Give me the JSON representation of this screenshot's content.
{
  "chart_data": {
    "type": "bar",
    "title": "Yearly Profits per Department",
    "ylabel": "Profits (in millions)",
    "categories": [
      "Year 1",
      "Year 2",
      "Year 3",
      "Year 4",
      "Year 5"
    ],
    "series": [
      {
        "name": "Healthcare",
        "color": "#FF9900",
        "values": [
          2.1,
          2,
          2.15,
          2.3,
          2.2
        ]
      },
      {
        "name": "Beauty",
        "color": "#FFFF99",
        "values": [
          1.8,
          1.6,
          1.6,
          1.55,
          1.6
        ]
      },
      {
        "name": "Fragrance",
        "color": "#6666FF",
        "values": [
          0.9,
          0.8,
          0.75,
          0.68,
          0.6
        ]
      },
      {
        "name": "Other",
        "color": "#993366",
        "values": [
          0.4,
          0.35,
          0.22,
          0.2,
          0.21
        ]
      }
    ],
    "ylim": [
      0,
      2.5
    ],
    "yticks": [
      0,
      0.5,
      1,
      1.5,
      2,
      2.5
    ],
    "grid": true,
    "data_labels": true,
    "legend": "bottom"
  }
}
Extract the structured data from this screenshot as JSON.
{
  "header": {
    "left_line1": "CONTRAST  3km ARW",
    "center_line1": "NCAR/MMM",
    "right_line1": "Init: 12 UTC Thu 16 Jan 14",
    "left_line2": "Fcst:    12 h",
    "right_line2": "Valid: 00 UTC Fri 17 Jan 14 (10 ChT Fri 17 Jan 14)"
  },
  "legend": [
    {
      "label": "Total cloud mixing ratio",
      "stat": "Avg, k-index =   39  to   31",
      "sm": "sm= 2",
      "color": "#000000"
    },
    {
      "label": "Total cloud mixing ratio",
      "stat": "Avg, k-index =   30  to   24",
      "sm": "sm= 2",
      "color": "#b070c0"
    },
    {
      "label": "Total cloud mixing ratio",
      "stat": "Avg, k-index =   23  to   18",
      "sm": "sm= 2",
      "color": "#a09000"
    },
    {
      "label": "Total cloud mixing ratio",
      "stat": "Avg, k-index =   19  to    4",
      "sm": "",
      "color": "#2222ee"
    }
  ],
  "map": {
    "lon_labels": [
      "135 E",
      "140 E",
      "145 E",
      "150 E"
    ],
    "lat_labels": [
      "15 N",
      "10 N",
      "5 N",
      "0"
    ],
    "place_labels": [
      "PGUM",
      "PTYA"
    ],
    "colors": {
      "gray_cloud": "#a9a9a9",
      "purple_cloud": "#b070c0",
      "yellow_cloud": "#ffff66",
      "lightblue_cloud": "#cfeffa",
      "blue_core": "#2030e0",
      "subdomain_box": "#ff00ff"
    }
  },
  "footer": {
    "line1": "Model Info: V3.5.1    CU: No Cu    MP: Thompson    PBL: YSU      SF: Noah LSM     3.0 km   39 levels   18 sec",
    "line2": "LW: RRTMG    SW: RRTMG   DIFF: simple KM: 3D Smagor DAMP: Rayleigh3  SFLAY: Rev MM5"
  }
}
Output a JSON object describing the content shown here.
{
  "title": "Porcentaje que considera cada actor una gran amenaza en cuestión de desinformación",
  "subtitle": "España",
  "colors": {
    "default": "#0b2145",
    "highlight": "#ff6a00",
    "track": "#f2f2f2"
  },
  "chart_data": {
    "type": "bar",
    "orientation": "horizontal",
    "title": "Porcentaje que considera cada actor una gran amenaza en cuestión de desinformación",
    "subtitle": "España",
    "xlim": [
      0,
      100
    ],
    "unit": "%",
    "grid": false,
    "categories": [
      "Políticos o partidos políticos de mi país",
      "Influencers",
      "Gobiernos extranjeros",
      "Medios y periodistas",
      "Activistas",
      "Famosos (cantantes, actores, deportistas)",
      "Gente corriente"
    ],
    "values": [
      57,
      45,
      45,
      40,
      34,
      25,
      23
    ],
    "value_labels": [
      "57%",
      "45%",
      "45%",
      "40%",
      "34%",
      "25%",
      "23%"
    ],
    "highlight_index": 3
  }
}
# # # #
What is expected –
Exactly reproduce the material above.

Response for this exercise –
Give me the JSON representation of this screenshot's content.
{
  "chart_data": {
    "type": "bar",
    "title": "Yearly Profits per Department",
    "ylabel": "Profits (in millions)",
    "categories": [
      "Year 1",
      "Year 2",
      "Year 3",
      "Year 4",
      "Year 5"
    ],
    "series": [
      {
        "name": "Healthcare",
        "color": "#FF9900",
        "values": [
          2.1,
          2,
          2.15,
          2.3,
          2.2
        ]
      },
      {
        "name": "Beauty",
        "color": "#FFFF99",
        "values": [
          1.8,
          1.6,
          1.6,
          1.55,
          1.6
        ]
      },
      {
        "name": "Fragrance",
        "color": "#6666FF",
        "values": [
          0.9,
          0.8,
          0.75,
          0.68,
          0.6
        ]
      },
      {
        "name": "Other",
        "color": "#993366",
        "values": [
          0.4,
          0.35,
          0.22,
          0.2,
          0.21
        ]
      }
    ],
    "ylim": [
      0,
      2.5
    ],
    "yticks": [
      0,
      0.5,
      1,
      1.5,
      2,
      2.5
    ],
    "grid": true,
    "data_labels": true,
    "legend": "bottom"
  }
}
Extract the structured data from this screenshot as JSON.
{
  "header": {
    "left_line1": "CONTRAST  3km ARW",
    "center_line1": "NCAR/MMM",
    "right_line1": "Init: 12 UTC Thu 16 Jan 14",
    "left_line2": "Fcst:    12 h",
    "right_line2": "Valid: 00 UTC Fri 17 Jan 14 (10 ChT Fri 17 Jan 14)"
  },
  "legend": [
    {
      "label": "Total cloud mixing ratio",
      "stat": "Avg, k-index =   39  to   31",
      "sm": "sm= 2",
      "color": "#000000"
    },
    {
      "label": "Total cloud mixing ratio",
      "stat": "Avg, k-index =   30  to   24",
      "sm": "sm= 2",
      "color": "#b070c0"
    },
    {
      "label": "Total cloud mixing ratio",
      "stat": "Avg, k-index =   23  to   18",
      "sm": "sm= 2",
      "color": "#a09000"
    },
    {
      "label": "Total cloud mixing ratio",
      "stat": "Avg, k-index =   19  to    4",
      "sm": "",
      "color": "#2222ee"
    }
  ],
  "map": {
    "lon_labels": [
      "135 E",
      "140 E",
      "145 E",
      "150 E"
    ],
    "lat_labels": [
      "15 N",
      "10 N",
      "5 N",
      "0"
    ],
    "place_labels": [
      "PGUM",
      "PTYA"
    ],
    "colors": {
      "gray_cloud": "#a9a9a9",
      "purple_cloud": "#b070c0",
      "yellow_cloud": "#ffff66",
      "lightblue_cloud": "#cfeffa",
      "blue_core": "#2030e0",
      "subdomain_box": "#ff00ff"
    }
  },
  "footer": {
    "line1": "Model Info: V3.5.1    CU: No Cu    MP: Thompson    PBL: YSU      SF: Noah LSM     3.0 km   39 levels   18 sec",
    "line2": "LW: RRTMG    SW: RRTMG   DIFF: simple KM: 3D Smagor DAMP: Rayleigh3  SFLAY: Rev MM5"
  }
}
Output a JSON object describing the content shown here.
{
  "title": "Porcentaje que considera cada actor una gran amenaza en cuestión de desinformación",
  "subtitle": "España",
  "colors": {
    "default": "#0b2145",
    "highlight": "#ff6a00",
    "track": "#f2f2f2"
  },
  "chart_data": {
    "type": "bar",
    "orientation": "horizontal",
    "title": "Porcentaje que considera cada actor una gran amenaza en cuestión de desinformación",
    "subtitle": "España",
    "xlim": [
      0,
      100
    ],
    "unit": "%",
    "grid": false,
    "categories": [
      "Políticos o partidos políticos de mi país",
      "Influencers",
      "Gobiernos extranjeros",
      "Medios y periodistas",
      "Activistas",
      "Famosos (cantantes, actores, deportistas)",
      "Gente corriente"
    ],
    "values": [
      57,
      45,
      45,
      40,
      34,
      25,
      23
    ],
    "value_labels": [
      "57%",
      "45%",
      "45%",
      "40%",
      "34%",
      "25%",
      "23%"
    ],
    "highlight_index": 3
  }
}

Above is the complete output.